* _Document section_:
----------------

Percentage of assigned accounts reached and percentage of contacts that are right-party (the borrower, not a family member or neighbour). Low right-party contact rate may indicate list quality issues or agent shortcuts.

Operational Dimension 03

Promise-to-Pay Conversion

Percentage of borrower commitments that result in actual payment. Low conversion indicates agents are eliciting commitments without genuine borrower intention — a leading indicator of future roll-back and false reporting.

Operational Dimension 04

Field Visit Outcome Rate

For agencies handling Bucket 2 and 3 field work: percentage of field visits resulting in documented outcome (payment, commitment, or address verification). Unproductive visits with no documentation are flagged.

Conduct Dimension 05

FPC Compliance Rate

Percentage of monitored calls that are fully compliant with RBI Fair Practices Code — no prohibited language, correct identification, proper time-of-call compliance, no third-party disclosure. Drawn from AI call monitoring (Article 3).

Conduct Dimension 06

Borrower Complaint Rate

Formal complaints received per 1,000 accounts assigned. Tracked against agency-level baseline and peer benchmark. Rising complaint rate from a specific agency is the strongest early conduct warning signal.

----------------

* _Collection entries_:
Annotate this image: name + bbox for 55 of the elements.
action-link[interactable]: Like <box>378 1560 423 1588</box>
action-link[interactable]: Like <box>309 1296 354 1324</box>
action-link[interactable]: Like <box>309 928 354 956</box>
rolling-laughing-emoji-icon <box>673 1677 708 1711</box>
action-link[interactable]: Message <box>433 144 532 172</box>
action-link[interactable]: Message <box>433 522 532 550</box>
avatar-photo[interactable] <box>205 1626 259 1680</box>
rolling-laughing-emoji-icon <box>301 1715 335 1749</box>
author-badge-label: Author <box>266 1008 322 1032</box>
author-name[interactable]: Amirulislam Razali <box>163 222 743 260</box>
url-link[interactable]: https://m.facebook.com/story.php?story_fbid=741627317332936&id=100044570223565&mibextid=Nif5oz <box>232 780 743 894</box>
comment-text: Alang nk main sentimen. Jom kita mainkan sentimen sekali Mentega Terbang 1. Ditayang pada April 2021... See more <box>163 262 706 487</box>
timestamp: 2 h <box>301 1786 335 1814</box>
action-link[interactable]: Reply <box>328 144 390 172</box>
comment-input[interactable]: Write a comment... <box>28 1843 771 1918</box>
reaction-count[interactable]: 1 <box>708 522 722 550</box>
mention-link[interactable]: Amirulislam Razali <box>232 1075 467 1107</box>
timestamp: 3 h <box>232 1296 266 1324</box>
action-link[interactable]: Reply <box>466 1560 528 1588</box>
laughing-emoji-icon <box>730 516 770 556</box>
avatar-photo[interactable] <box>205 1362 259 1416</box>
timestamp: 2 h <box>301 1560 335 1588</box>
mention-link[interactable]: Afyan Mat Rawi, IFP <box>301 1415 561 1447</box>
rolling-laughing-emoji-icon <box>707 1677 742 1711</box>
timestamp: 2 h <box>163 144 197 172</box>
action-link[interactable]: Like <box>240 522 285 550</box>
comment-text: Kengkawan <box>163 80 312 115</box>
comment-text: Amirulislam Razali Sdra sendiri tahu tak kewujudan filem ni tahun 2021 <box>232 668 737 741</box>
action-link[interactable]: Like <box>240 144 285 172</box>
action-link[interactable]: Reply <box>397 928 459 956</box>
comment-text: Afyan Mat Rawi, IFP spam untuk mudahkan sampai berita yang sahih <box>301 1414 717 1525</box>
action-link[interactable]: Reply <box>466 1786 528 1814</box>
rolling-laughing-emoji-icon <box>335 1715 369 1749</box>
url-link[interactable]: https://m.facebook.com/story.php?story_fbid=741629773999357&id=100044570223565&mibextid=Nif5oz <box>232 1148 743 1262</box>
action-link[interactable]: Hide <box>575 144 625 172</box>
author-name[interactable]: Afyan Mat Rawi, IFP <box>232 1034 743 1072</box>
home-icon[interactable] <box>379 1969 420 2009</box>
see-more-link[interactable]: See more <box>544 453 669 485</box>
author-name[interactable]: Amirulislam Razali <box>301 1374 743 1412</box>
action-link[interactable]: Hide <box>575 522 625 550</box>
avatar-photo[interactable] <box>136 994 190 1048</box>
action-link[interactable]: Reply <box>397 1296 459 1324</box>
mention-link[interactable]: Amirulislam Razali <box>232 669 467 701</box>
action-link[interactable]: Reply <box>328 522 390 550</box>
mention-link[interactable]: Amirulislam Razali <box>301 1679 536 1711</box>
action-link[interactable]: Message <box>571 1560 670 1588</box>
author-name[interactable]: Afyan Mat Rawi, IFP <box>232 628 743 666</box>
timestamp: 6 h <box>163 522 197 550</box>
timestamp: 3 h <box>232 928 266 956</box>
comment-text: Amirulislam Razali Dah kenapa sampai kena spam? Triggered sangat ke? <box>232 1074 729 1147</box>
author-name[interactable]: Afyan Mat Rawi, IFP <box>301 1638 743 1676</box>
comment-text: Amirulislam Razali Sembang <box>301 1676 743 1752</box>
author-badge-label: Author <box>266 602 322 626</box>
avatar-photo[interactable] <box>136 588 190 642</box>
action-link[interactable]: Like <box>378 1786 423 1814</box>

----------------

* _Task item_:
Summarize the passage on agency performance dimensions in two sentences. The records aren't needed here.

* _Task solution_:
The operational dimensions include promise-to-pay conversion, the percentage of borrower commitments that end in actual payment, and field visit outcome rate, the percentage of field visits with a documented outcome. The conduct dimensions are FPC compliance rate, drawn from AI call monitoring, and borrower complaint rate, measured as formal complaints per 1,000 accounts assigned, where a rising rate from a specific agency is the strongest early conduct warning signal.